- **Records for processing**

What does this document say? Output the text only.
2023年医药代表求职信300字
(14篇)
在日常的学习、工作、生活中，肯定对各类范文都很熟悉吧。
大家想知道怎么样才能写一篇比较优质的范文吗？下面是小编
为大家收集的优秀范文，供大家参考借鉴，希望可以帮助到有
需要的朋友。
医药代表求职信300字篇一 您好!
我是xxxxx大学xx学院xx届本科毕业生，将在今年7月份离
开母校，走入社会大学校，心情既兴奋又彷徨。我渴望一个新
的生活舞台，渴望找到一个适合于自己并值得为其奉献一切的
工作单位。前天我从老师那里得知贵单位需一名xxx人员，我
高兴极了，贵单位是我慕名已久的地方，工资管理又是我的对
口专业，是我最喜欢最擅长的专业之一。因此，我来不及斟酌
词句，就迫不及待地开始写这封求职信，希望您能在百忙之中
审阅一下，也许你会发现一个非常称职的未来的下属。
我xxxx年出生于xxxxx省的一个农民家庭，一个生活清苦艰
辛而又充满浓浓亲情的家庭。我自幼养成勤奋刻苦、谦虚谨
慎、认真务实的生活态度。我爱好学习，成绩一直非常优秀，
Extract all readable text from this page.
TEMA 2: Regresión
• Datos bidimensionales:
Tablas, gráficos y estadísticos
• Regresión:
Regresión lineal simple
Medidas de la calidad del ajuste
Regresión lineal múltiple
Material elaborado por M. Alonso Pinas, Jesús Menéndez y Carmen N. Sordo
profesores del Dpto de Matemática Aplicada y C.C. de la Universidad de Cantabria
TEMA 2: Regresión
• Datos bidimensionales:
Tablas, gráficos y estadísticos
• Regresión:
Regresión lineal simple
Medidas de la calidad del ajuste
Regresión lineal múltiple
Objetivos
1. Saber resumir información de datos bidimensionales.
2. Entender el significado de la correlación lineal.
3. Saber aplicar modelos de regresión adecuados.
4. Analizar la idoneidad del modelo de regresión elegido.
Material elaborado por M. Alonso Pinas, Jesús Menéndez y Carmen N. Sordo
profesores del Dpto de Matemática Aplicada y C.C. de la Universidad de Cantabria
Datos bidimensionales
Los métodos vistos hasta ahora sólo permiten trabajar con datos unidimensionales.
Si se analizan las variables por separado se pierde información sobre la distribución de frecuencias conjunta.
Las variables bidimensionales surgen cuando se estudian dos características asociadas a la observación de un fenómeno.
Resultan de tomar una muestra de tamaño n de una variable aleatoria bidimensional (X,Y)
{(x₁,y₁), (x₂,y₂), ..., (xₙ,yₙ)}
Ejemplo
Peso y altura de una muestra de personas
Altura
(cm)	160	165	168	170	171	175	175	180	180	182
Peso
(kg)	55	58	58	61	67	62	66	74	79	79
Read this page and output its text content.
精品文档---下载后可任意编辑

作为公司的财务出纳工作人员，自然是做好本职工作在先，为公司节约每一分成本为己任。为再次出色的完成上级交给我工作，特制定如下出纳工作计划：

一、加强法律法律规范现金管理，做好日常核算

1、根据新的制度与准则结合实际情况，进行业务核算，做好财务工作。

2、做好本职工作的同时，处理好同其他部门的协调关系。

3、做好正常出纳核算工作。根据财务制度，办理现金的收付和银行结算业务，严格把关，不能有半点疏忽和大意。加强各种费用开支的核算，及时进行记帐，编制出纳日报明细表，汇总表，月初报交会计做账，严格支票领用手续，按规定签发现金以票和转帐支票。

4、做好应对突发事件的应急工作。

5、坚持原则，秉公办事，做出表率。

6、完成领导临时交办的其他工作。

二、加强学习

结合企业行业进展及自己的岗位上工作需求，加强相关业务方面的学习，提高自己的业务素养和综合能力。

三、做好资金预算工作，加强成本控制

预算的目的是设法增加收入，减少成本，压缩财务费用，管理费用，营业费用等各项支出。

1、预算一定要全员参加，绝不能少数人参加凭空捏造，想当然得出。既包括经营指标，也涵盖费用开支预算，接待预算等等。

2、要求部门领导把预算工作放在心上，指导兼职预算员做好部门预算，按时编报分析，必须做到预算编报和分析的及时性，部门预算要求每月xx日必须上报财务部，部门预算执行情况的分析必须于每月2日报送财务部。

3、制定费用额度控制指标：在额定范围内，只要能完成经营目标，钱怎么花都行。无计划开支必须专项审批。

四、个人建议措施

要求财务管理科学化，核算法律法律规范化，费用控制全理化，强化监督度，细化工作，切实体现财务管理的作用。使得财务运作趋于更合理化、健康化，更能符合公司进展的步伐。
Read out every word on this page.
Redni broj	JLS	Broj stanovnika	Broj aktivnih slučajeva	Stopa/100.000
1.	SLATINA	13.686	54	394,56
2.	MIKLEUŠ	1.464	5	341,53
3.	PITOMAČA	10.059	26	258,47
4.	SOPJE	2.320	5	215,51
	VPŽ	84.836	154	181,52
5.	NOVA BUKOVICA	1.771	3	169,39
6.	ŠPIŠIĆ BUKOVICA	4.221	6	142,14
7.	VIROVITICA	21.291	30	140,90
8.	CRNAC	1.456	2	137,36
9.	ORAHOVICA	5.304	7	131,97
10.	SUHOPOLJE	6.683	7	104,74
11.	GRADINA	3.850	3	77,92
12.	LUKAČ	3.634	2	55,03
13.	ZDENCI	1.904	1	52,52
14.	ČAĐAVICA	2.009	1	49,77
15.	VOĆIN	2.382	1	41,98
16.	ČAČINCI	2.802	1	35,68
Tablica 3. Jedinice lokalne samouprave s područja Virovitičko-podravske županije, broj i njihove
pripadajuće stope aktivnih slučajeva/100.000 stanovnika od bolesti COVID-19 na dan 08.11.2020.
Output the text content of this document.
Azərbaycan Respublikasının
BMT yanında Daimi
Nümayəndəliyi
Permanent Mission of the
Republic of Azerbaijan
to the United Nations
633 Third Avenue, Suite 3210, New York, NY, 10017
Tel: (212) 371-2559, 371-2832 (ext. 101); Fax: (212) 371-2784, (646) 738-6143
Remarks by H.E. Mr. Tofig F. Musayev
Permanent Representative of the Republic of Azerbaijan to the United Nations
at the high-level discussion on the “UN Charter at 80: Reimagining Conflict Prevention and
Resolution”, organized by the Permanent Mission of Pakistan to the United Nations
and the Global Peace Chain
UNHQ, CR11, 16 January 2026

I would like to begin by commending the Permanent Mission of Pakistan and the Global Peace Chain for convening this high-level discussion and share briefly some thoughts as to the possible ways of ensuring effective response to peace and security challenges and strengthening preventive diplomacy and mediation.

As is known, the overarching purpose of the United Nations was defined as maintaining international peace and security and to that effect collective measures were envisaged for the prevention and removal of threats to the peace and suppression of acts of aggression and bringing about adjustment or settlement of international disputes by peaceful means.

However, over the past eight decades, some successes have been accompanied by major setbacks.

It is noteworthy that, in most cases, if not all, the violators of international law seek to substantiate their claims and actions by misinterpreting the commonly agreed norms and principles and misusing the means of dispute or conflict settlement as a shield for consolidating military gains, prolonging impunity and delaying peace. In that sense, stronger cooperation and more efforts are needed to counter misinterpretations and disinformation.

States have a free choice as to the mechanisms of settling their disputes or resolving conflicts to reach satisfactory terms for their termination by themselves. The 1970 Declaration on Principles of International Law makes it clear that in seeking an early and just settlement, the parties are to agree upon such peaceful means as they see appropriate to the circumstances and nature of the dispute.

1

- **Objective**
The records above should all be quoted exactly, please.

- **Result for this task**
What does this document say? Output the text only.
2023年医药代表求职信300字
(14篇)
在日常的学习、工作、生活中，肯定对各类范文都很熟悉吧。
大家想知道怎么样才能写一篇比较优质的范文吗？下面是小编
为大家收集的优秀范文，供大家参考借鉴，希望可以帮助到有
需要的朋友。
医药代表求职信300字篇一 您好!
我是xxxxx大学xx学院xx届本科毕业生，将在今年7月份离
开母校，走入社会大学校，心情既兴奋又彷徨。我渴望一个新
的生活舞台，渴望找到一个适合于自己并值得为其奉献一切的
工作单位。前天我从老师那里得知贵单位需一名xxx人员，我
高兴极了，贵单位是我慕名已久的地方，工资管理又是我的对
口专业，是我最喜欢最擅长的专业之一。因此，我来不及斟酌
词句，就迫不及待地开始写这封求职信，希望您能在百忙之中
审阅一下，也许你会发现一个非常称职的未来的下属。
我xxxx年出生于xxxxx省的一个农民家庭，一个生活清苦艰
辛而又充满浓浓亲情的家庭。我自幼养成勤奋刻苦、谦虚谨
慎、认真务实的生活态度。我爱好学习，成绩一直非常优秀，
Extract all readable text from this page.
TEMA 2: Regresión
• Datos bidimensionales:
Tablas, gráficos y estadísticos
• Regresión:
Regresión lineal simple
Medidas de la calidad del ajuste
Regresión lineal múltiple
Material elaborado por M. Alonso Pinas, Jesús Menéndez y Carmen N. Sordo
profesores del Dpto de Matemática Aplicada y C.C. de la Universidad de Cantabria
TEMA 2: Regresión
• Datos bidimensionales:
Tablas, gráficos y estadísticos
• Regresión:
Regresión lineal simple
Medidas de la calidad del ajuste
Regresión lineal múltiple
Objetivos
1. Saber resumir información de datos bidimensionales.
2. Entender el significado de la correlación lineal.
3. Saber aplicar modelos de regresión adecuados.
4. Analizar la idoneidad del modelo de regresión elegido.
Material elaborado por M. Alonso Pinas, Jesús Menéndez y Carmen N. Sordo
profesores del Dpto de Matemática Aplicada y C.C. de la Universidad de Cantabria
Datos bidimensionales
Los métodos vistos hasta ahora sólo permiten trabajar con datos unidimensionales.
Si se analizan las variables por separado se pierde información sobre la distribución de frecuencias conjunta.
Las variables bidimensionales surgen cuando se estudian dos características asociadas a la observación de un fenómeno.
Resultan de tomar una muestra de tamaño n de una variable aleatoria bidimensional (X,Y)
{(x₁,y₁), (x₂,y₂), ..., (xₙ,yₙ)}
Ejemplo
Peso y altura de una muestra de personas
Altura
(cm)	160	165	168	170	171	175	175	180	180	182
Peso
(kg)	55	58	58	61	67	62	66	74	79	79
Read this page and output its text content.
精品文档---下载后可任意编辑

作为公司的财务出纳工作人员，自然是做好本职工作在先，为公司节约每一分成本为己任。为再次出色的完成上级交给我工作，特制定如下出纳工作计划：

一、加强法律法律规范现金管理，做好日常核算

1、根据新的制度与准则结合实际情况，进行业务核算，做好财务工作。

2、做好本职工作的同时，处理好同其他部门的协调关系。

3、做好正常出纳核算工作。根据财务制度，办理现金的收付和银行结算业务，严格把关，不能有半点疏忽和大意。加强各种费用开支的核算，及时进行记帐，编制出纳日报明细表，汇总表，月初报交会计做账，严格支票领用手续，按规定签发现金以票和转帐支票。

4、做好应对突发事件的应急工作。

5、坚持原则，秉公办事，做出表率。

6、完成领导临时交办的其他工作。

二、加强学习

结合企业行业进展及自己的岗位上工作需求，加强相关业务方面的学习，提高自己的业务素养和综合能力。

三、做好资金预算工作，加强成本控制

预算的目的是设法增加收入，减少成本，压缩财务费用，管理费用，营业费用等各项支出。

1、预算一定要全员参加，绝不能少数人参加凭空捏造，想当然得出。既包括经营指标，也涵盖费用开支预算，接待预算等等。

2、要求部门领导把预算工作放在心上，指导兼职预算员做好部门预算，按时编报分析，必须做到预算编报和分析的及时性，部门预算要求每月xx日必须上报财务部，部门预算执行情况的分析必须于每月2日报送财务部。

3、制定费用额度控制指标：在额定范围内，只要能完成经营目标，钱怎么花都行。无计划开支必须专项审批。

四、个人建议措施

要求财务管理科学化，核算法律法律规范化，费用控制全理化，强化监督度，细化工作，切实体现财务管理的作用。使得财务运作趋于更合理化、健康化，更能符合公司进展的步伐。
Read out every word on this page.
Redni broj	JLS	Broj stanovnika	Broj aktivnih slučajeva	Stopa/100.000
1.	SLATINA	13.686	54	394,56
2.	MIKLEUŠ	1.464	5	341,53
3.	PITOMAČA	10.059	26	258,47
4.	SOPJE	2.320	5	215,51
	VPŽ	84.836	154	181,52
5.	NOVA BUKOVICA	1.771	3	169,39
6.	ŠPIŠIĆ BUKOVICA	4.221	6	142,14
7.	VIROVITICA	21.291	30	140,90
8.	CRNAC	1.456	2	137,36
9.	ORAHOVICA	5.304	7	131,97
10.	SUHOPOLJE	6.683	7	104,74
11.	GRADINA	3.850	3	77,92
12.	LUKAČ	3.634	2	55,03
13.	ZDENCI	1.904	1	52,52
14.	ČAĐAVICA	2.009	1	49,77
15.	VOĆIN	2.382	1	41,98
16.	ČAČINCI	2.802	1	35,68
Tablica 3. Jedinice lokalne samouprave s područja Virovitičko-podravske županije, broj i njihove
pripadajuće stope aktivnih slučajeva/100.000 stanovnika od bolesti COVID-19 na dan 08.11.2020.
Output the text content of this document.
Azərbaycan Respublikasının
BMT yanında Daimi
Nümayəndəliyi
Permanent Mission of the
Republic of Azerbaijan
to the United Nations
633 Third Avenue, Suite 3210, New York, NY, 10017
Tel: (212) 371-2559, 371-2832 (ext. 101); Fax: (212) 371-2784, (646) 738-6143
Remarks by H.E. Mr. Tofig F. Musayev
Permanent Representative of the Republic of Azerbaijan to the United Nations
at the high-level discussion on the “UN Charter at 80: Reimagining Conflict Prevention and
Resolution”, organized by the Permanent Mission of Pakistan to the United Nations
and the Global Peace Chain
UNHQ, CR11, 16 January 2026

I would like to begin by commending the Permanent Mission of Pakistan and the Global Peace Chain for convening this high-level discussion and share briefly some thoughts as to the possible ways of ensuring effective response to peace and security challenges and strengthening preventive diplomacy and mediation.

As is known, the overarching purpose of the United Nations was defined as maintaining international peace and security and to that effect collective measures were envisaged for the prevention and removal of threats to the peace and suppression of acts of aggression and bringing about adjustment or settlement of international disputes by peaceful means.

However, over the past eight decades, some successes have been accompanied by major setbacks.

It is noteworthy that, in most cases, if not all, the violators of international law seek to substantiate their claims and actions by misinterpreting the commonly agreed norms and principles and misusing the means of dispute or conflict settlement as a shield for consolidating military gains, prolonging impunity and delaying peace. In that sense, stronger cooperation and more efforts are needed to counter misinterpretations and disinformation.

States have a free choice as to the mechanisms of settling their disputes or resolving conflicts to reach satisfactory terms for their termination by themselves. The 1970 Declaration on Principles of International Law makes it clear that in seeking an early and just settlement, the parties are to agree upon such peaceful means as they see appropriate to the circumstances and nature of the dispute.

1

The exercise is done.